Objective: Report how many lines below contain the word "CUIDADO". Give only the number.

Provided data:
= = = = = = =

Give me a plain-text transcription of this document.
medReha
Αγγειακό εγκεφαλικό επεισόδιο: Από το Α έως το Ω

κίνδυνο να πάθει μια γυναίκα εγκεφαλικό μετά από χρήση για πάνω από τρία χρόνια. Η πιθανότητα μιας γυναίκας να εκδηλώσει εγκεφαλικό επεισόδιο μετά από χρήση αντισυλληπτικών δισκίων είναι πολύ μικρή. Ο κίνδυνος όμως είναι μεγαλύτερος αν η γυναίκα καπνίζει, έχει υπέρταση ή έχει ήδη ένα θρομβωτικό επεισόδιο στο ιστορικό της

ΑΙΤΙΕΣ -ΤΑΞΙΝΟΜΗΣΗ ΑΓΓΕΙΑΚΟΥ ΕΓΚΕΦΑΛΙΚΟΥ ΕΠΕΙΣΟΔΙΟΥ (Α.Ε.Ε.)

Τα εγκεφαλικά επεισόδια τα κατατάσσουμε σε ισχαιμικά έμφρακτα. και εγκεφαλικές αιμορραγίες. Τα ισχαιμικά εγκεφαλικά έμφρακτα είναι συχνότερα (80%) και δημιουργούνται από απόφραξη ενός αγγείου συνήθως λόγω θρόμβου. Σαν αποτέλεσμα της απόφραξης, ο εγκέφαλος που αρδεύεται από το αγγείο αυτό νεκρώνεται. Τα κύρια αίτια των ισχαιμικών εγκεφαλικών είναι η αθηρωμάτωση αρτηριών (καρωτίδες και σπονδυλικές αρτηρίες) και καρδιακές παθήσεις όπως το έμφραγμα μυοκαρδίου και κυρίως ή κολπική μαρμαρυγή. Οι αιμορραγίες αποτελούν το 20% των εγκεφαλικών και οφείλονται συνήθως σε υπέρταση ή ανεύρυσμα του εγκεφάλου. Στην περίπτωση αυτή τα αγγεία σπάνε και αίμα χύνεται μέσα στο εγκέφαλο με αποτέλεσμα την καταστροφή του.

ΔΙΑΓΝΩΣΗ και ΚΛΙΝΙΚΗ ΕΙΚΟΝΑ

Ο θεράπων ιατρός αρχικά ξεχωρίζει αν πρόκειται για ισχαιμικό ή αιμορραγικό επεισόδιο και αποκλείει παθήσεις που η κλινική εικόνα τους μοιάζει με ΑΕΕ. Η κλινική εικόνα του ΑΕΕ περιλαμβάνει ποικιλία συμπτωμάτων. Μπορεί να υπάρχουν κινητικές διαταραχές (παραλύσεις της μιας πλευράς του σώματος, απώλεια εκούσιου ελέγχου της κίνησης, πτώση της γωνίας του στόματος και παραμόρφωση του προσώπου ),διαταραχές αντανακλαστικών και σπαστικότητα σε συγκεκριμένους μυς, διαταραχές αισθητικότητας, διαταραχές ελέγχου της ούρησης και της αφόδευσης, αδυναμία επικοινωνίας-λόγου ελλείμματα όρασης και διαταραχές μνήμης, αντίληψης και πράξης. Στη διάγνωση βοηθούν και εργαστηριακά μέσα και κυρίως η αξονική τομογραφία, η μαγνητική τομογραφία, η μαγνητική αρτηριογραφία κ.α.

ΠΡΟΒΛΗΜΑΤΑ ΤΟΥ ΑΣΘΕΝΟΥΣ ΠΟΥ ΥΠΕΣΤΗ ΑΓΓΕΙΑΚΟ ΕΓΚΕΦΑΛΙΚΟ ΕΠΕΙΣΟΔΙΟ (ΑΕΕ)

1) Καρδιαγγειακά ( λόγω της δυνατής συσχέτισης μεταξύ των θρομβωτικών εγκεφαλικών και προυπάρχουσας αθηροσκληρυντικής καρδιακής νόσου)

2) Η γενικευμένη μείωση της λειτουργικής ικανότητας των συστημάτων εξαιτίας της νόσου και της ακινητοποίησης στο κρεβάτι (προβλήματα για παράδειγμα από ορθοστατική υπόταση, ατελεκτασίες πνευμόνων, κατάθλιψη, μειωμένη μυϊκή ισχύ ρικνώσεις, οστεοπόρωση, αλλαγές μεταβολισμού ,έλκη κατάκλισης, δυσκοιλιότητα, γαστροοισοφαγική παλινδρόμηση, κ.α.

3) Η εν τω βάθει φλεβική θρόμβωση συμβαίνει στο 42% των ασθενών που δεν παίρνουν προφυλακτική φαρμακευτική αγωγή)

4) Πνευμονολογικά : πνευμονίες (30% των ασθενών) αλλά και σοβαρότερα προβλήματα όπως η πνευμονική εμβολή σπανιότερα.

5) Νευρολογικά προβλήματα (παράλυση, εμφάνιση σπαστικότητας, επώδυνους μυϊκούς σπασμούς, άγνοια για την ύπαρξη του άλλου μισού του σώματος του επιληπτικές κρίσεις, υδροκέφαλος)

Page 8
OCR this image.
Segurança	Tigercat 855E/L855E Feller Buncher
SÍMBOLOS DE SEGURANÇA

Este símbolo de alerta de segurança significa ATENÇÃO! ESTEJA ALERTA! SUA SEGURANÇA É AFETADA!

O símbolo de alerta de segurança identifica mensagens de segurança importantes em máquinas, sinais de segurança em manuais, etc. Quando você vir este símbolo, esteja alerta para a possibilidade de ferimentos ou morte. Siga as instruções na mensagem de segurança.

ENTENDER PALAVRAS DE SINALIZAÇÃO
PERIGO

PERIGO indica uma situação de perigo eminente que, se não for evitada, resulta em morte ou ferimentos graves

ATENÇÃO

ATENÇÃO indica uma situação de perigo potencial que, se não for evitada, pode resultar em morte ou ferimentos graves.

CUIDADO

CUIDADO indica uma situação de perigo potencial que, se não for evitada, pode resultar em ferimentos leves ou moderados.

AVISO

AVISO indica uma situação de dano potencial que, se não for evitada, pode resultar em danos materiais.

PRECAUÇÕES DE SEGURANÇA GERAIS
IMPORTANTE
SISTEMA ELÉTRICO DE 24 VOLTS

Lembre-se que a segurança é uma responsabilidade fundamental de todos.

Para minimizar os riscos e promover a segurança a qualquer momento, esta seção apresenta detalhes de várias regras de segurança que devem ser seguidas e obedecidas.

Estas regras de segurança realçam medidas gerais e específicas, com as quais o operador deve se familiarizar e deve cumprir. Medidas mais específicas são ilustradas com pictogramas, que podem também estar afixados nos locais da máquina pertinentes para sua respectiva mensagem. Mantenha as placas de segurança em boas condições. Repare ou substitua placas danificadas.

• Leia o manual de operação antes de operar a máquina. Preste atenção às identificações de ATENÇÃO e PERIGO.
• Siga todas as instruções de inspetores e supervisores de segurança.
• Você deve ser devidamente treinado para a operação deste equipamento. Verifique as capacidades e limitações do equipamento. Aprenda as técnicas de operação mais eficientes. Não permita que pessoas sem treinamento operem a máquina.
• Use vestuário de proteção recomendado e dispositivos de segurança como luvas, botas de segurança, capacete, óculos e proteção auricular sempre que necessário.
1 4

= = = = = = =

Exercise solution: 2